■ REQUIRED ACTION
Please continue the forum discussion about proofing bread dough in the refrigerator, picking up right after its last sentence.

■ PASSAGE FOR REVIEW
In other discouraging words, for the home baker, there's likely no good "rules-of-thumb" available. You could probably work out something for your particular set up--refrigerator, proofing container, diough type, etc.--but it would still be an estimate.

I think your time is better spent gaining more confidence in your knowning when your shaped loaves are ready for the oven.  I use a poke test, and keep notes about the time to proof, and oven results. Fortunately, (or unfortunately, depending on your point of focus) you've got to bake more than just a few, or just ocassionally to gain that confidence. How many? How often? Only you can tell.

Happy baking!

David G.

Incidentally, once the dough mass reaches 4°C throughout, yeast growth is essentally zero; the yeast goes dormant.

jeremiahwasabullfrog's picture

as a general rule of thumb, most chemical reactions happen at about half the rate if you drom the temperature by 10 C. I think fermentation reactions fall within this bracket, so you should find roughly the same for your proofing.

techieelectric's picture

That's helpful, gives me plenty to think about anyway. Could you point out the way to one of the curves that you mention David? I'll practise telling whether the doughs ready with my finger anyway. I suppose the rise I see in the fridge is just the result of the yeast activity while the dough is cooling down then, but do you think therefore that after the dough has cooled to fridge temp. that it doesn't really matter whether you then leave it for 10 or 20 hrs? If the yeast is dormant it seems that would be the case. 

davidg618's picture

All white flour doughs, made with commercial yeast' 10 or 20 hours in the refrigerator is alright. Some TFLer's have reported mixing up 5 loaves of white bread dough, storing it in the refrigerator, and baking one a day until the dough is exhausted. In fact, in some cases the bread flavor may benefit from it. For examples, search for the discussions on Anis Bouabsa baguettes, or dmsnyder's San Joquin sourdough. I personally, have never retarded dough more than 24 hours.Moreover, I think most bakers retard dough mostly for the convenience of fitting baking into their busy schedules. Professional bakers use it especially to manage time in their production schedules.

Entries from a dataset
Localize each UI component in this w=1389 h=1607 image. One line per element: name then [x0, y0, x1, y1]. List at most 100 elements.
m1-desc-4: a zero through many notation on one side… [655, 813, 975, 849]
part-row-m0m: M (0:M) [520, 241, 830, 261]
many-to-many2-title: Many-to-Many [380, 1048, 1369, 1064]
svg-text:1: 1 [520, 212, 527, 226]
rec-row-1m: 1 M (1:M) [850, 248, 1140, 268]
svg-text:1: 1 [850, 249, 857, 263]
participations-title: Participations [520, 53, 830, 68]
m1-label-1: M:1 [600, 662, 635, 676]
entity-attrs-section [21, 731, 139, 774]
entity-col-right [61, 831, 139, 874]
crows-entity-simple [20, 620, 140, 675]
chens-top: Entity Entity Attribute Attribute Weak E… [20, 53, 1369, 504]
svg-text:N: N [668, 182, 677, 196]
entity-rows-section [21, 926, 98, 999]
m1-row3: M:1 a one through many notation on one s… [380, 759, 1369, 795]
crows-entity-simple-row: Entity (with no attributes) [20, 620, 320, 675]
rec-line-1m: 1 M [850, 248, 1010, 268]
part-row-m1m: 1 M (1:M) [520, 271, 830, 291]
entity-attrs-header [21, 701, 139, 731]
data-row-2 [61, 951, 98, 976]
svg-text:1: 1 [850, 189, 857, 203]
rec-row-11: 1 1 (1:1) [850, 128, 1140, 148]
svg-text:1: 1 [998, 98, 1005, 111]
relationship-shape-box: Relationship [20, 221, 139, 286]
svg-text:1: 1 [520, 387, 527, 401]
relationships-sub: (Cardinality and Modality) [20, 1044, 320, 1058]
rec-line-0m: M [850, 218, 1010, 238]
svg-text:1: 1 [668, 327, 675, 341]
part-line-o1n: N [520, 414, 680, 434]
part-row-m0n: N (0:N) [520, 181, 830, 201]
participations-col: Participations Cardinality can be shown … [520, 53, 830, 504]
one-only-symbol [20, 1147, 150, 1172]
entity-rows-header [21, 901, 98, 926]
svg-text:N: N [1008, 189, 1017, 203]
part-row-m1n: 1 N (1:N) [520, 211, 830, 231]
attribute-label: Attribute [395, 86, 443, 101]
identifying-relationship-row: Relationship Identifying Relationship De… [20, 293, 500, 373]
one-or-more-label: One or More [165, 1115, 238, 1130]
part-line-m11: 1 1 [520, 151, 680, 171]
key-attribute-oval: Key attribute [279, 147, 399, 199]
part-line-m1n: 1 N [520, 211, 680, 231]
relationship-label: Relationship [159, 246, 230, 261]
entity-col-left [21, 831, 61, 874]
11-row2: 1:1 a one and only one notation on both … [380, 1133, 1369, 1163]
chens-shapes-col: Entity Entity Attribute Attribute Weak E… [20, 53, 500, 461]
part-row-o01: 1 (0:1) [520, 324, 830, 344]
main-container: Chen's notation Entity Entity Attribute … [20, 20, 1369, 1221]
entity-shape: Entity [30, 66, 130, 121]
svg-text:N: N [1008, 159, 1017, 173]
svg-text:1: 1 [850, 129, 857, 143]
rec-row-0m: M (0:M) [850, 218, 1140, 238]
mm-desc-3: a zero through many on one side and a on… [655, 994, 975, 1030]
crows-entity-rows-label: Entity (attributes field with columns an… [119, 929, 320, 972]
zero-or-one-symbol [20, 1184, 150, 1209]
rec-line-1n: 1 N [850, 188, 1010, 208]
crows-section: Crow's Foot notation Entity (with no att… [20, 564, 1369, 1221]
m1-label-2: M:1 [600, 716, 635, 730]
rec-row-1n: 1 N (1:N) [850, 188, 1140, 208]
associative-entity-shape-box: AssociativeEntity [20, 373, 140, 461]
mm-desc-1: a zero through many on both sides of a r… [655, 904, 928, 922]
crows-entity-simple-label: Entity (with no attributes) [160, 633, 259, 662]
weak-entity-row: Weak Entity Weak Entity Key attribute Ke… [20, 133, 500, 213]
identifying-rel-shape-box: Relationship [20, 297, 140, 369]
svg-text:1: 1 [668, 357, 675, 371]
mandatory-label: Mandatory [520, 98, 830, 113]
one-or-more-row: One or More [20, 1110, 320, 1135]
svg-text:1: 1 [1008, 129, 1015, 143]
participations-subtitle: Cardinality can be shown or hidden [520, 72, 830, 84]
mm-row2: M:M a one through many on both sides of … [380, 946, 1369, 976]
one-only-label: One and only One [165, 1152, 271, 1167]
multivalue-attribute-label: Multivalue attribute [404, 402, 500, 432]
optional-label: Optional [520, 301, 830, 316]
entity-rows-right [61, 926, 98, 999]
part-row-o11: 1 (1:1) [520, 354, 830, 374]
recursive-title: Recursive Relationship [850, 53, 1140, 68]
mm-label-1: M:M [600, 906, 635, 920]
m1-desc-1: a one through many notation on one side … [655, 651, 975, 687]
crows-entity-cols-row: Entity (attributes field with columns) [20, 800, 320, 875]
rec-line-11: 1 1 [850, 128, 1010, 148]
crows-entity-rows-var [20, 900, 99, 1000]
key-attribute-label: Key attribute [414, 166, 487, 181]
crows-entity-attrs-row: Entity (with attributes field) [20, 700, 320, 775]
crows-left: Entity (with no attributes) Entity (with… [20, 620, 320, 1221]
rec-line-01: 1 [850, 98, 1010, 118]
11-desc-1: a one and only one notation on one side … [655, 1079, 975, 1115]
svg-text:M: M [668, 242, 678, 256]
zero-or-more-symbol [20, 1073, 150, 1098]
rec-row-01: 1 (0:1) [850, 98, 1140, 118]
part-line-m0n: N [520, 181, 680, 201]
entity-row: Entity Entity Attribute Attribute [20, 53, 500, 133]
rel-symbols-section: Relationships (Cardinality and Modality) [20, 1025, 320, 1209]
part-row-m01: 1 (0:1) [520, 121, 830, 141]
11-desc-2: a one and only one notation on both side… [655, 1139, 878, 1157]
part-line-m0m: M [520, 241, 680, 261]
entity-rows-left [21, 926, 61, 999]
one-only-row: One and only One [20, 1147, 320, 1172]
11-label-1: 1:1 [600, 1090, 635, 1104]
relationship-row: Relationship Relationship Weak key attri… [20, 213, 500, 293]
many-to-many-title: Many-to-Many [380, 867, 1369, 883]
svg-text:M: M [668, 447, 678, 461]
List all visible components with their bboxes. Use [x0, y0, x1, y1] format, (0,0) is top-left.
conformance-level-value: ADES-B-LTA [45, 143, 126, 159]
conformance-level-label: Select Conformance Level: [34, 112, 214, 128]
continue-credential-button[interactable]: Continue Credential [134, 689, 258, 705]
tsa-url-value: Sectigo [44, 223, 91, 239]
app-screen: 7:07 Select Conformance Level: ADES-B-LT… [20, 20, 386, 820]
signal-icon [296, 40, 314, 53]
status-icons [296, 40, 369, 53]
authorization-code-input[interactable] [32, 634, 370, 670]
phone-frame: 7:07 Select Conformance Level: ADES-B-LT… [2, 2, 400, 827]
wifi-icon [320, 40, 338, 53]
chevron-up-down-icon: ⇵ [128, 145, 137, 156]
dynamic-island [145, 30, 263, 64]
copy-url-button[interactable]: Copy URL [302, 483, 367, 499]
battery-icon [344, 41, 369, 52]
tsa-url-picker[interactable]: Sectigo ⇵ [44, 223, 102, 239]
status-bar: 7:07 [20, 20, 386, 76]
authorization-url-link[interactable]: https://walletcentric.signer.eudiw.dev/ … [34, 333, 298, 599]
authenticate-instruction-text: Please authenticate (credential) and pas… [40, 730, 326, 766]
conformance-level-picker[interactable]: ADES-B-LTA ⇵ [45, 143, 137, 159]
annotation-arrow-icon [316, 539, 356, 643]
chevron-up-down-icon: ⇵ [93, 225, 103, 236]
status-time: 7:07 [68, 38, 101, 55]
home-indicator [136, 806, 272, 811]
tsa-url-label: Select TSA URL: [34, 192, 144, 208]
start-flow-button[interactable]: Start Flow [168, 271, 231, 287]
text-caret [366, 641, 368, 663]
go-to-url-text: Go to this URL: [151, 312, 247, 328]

■ OUTPUT BELOW
The acids in sourdoughs will eventually break the gluten in the doughs; and some doughs just don't benefit at all from retarding them. I thnk the latter is true for multigrain doughs, but I've not explored them yet. I research the good, the bad, and the ugly of most everything I put in bread dough.

I think the best advice I can give you, is pick one recipe, and do it repeatedly, tweaking only one thing at a time, until you've got your techniques and timeline to your satisfaction. And reasearch the good and bad effects of dough ingredients on the baking process. Jeff Hamelman's Bread, and Peter Reinhart's The Bread Baker's Apprentice, both have lots of good information in them in addition to good bread formulae, tips, and techniques.

Here is a link to a microbiologist's  paper that attempts to matematically model sourdough behavior in reaction to changing environmental parameters, using controlled growth experiments. It a little bit hard going, but I've gleaned some better understanding of sourdough sloogging through it a couple of times. Your nickname implies you're a techie, so you my enjoy it. The first set of curves displays one yeast strain, and two lactobacterium strains growth rate as a function of temperature.

The strains were examined in laboratory cultures, not dough, but it provides some insight into yeast and bacteria behaviour.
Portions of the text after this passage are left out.